* Begin DATASET *
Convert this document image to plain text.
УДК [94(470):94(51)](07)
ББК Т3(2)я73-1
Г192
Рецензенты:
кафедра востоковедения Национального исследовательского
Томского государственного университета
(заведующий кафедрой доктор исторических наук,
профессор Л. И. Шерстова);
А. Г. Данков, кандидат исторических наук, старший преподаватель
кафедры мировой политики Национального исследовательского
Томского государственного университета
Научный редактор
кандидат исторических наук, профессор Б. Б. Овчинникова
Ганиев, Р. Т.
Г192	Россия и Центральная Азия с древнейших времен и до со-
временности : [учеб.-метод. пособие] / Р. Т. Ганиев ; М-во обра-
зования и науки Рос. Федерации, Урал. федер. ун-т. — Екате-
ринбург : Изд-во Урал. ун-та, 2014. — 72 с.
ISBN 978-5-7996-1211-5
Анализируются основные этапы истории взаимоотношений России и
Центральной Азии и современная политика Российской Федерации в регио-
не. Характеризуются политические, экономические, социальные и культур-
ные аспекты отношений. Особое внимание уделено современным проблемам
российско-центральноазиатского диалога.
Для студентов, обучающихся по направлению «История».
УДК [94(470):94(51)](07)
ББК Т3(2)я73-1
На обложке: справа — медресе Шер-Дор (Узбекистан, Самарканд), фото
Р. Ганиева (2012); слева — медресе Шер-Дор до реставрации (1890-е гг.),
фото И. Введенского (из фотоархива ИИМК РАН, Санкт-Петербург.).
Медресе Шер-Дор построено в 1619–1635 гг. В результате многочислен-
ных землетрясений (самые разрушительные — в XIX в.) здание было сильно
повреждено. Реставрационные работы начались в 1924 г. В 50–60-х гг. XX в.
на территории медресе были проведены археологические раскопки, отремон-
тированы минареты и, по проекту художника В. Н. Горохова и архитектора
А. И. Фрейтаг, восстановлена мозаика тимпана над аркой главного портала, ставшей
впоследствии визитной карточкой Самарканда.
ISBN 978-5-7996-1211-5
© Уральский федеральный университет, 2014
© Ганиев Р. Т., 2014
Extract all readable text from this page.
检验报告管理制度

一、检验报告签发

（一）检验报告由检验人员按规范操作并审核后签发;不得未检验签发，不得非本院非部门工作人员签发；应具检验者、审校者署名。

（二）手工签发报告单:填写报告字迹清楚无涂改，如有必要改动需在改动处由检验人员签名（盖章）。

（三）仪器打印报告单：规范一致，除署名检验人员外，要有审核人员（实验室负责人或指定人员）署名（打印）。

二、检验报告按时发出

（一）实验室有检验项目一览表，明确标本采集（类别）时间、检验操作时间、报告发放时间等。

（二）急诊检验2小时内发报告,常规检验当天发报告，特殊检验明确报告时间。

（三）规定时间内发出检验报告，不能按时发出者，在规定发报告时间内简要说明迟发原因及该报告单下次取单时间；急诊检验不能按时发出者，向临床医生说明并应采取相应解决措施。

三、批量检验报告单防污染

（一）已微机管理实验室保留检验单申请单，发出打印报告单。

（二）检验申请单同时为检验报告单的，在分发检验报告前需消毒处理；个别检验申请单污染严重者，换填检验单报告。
* End DATASET *
EXERCISE GOAL: Determine how many lines of this listing contain "кандидат", and give only the number.

RESULT OF THIS EXERCISE: 2